___ EXTRACTED RECORDS
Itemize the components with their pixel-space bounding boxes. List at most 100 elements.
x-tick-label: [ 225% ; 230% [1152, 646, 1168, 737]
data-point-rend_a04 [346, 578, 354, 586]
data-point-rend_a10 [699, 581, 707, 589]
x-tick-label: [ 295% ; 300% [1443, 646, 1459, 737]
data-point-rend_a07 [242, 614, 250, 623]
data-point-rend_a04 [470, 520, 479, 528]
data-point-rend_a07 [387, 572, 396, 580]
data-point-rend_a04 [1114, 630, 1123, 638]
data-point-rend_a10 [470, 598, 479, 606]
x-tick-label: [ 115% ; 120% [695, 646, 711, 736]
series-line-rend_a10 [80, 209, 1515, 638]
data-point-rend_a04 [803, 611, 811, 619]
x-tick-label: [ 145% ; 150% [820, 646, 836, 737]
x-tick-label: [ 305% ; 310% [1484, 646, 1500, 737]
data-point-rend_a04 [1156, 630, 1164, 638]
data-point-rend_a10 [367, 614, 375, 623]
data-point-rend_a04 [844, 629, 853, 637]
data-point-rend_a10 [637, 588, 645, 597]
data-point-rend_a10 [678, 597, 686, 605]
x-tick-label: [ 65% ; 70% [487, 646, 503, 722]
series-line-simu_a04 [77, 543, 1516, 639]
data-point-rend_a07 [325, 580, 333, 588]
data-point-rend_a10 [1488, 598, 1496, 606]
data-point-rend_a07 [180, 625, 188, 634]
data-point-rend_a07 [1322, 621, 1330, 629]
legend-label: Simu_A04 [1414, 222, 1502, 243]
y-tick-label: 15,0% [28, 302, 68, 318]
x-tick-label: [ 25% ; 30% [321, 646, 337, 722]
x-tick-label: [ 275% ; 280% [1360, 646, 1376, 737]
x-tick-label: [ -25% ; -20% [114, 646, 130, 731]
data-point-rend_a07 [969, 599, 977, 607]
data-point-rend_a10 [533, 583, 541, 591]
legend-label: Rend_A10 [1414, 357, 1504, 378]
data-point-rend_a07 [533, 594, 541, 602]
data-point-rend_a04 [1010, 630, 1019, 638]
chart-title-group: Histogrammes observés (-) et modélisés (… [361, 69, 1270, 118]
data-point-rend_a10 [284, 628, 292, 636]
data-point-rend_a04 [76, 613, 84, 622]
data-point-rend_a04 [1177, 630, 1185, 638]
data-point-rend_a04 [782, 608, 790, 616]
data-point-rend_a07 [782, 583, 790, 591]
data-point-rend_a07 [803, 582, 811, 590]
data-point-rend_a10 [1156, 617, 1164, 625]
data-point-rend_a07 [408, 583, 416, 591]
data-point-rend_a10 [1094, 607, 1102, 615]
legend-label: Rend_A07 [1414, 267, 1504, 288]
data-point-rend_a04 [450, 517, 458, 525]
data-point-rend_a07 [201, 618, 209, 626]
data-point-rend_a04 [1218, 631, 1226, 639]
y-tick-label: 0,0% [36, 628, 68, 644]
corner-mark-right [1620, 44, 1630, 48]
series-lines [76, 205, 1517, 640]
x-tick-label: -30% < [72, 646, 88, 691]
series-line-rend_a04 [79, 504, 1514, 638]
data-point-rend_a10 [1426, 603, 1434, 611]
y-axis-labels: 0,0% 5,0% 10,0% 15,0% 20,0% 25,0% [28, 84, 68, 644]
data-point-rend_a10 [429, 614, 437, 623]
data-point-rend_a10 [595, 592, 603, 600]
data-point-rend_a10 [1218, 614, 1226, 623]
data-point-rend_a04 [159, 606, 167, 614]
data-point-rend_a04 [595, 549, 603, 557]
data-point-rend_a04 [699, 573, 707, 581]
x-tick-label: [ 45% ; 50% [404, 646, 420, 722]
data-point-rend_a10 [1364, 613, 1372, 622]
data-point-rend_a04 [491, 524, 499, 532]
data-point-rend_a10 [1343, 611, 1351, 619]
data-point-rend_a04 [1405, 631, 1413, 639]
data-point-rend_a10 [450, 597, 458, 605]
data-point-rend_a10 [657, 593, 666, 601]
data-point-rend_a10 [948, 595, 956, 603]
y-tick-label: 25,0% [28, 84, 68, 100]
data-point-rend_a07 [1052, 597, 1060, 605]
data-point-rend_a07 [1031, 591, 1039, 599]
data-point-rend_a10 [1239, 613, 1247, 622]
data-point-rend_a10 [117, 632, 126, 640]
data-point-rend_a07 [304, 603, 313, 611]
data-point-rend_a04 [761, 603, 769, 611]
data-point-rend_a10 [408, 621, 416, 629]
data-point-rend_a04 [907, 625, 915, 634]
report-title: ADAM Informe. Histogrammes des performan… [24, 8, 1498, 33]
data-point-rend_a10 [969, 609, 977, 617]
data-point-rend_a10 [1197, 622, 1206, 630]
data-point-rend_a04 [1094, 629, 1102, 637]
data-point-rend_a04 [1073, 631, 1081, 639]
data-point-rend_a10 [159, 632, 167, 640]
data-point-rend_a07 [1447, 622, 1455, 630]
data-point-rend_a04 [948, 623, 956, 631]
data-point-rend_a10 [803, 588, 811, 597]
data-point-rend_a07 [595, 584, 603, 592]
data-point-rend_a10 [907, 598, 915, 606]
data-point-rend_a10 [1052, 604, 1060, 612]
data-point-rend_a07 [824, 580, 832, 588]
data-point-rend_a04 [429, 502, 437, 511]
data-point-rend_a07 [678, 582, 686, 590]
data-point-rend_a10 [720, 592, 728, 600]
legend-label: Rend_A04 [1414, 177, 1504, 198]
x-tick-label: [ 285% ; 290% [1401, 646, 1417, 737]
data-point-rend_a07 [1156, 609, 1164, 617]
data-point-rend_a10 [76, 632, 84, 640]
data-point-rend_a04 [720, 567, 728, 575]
______
:: SET EXERCISE ::
Convert the lines of the listing, from its first line through the line containing "x-tick-label: [ 295%", both inclusive, into a numbered list, and omit any blank lines.

:: COMPLETED TASK ::
1. Itemize the components with their pixel-space bounding boxes. List at most 100 elements.
2. x-tick-label: [ 225% ; 230% [1152, 646, 1168, 737]
3. data-point-rend_a04 [346, 578, 354, 586]
4. data-point-rend_a10 [699, 581, 707, 589]
5. x-tick-label: [ 295% ; 300% [1443, 646, 1459, 737]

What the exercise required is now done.